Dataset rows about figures
------------------------------------------------------------------------

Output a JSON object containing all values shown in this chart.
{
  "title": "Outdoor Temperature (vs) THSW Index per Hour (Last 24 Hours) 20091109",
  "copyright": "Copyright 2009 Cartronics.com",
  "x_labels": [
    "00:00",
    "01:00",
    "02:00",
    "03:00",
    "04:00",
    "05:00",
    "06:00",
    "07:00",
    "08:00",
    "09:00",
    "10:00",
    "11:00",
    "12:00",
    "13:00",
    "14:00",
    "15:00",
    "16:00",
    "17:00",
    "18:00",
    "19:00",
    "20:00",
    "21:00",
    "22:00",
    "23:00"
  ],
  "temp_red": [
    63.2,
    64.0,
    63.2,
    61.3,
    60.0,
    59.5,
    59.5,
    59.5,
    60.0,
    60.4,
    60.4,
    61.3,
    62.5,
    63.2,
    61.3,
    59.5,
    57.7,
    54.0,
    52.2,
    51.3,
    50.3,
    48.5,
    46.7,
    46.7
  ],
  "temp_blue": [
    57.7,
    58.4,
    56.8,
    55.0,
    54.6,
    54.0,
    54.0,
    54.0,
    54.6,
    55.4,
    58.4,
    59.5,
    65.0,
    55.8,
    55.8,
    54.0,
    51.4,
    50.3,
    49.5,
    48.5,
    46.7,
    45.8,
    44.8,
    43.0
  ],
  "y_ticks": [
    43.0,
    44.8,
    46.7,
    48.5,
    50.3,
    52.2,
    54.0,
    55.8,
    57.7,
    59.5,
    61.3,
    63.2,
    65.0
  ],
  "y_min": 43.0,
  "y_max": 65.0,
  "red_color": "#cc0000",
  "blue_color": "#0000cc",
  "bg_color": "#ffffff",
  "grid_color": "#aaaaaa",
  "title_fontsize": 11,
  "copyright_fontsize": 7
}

------------------------------------------------------------------------

§ WHAT YOU ARE ASKED TO DO: Return every record above exactly as it appears.

§ EXERCISE SOLUTION:
Output a JSON object containing all values shown in this chart.
{
  "title": "Outdoor Temperature (vs) THSW Index per Hour (Last 24 Hours) 20091109",
  "copyright": "Copyright 2009 Cartronics.com",
  "x_labels": [
    "00:00",
    "01:00",
    "02:00",
    "03:00",
    "04:00",
    "05:00",
    "06:00",
    "07:00",
    "08:00",
    "09:00",
    "10:00",
    "11:00",
    "12:00",
    "13:00",
    "14:00",
    "15:00",
    "16:00",
    "17:00",
    "18:00",
    "19:00",
    "20:00",
    "21:00",
    "22:00",
    "23:00"
  ],
  "temp_red": [
    63.2,
    64.0,
    63.2,
    61.3,
    60.0,
    59.5,
    59.5,
    59.5,
    60.0,
    60.4,
    60.4,
    61.3,
    62.5,
    63.2,
    61.3,
    59.5,
    57.7,
    54.0,
    52.2,
    51.3,
    50.3,
    48.5,
    46.7,
    46.7
  ],
  "temp_blue": [
    57.7,
    58.4,
    56.8,
    55.0,
    54.6,
    54.0,
    54.0,
    54.0,
    54.6,
    55.4,
    58.4,
    59.5,
    65.0,
    55.8,
    55.8,
    54.0,
    51.4,
    50.3,
    49.5,
    48.5,
    46.7,
    45.8,
    44.8,
    43.0
  ],
  "y_ticks": [
    43.0,
    44.8,
    46.7,
    48.5,
    50.3,
    52.2,
    54.0,
    55.8,
    57.7,
    59.5,
    61.3,
    63.2,
    65.0
  ],
  "y_min": 43.0,
  "y_max": 65.0,
  "red_color": "#cc0000",
  "blue_color": "#0000cc",
  "bg_color": "#ffffff",
  "grid_color": "#aaaaaa",
  "title_fontsize": 11,
  "copyright_fontsize": 7
}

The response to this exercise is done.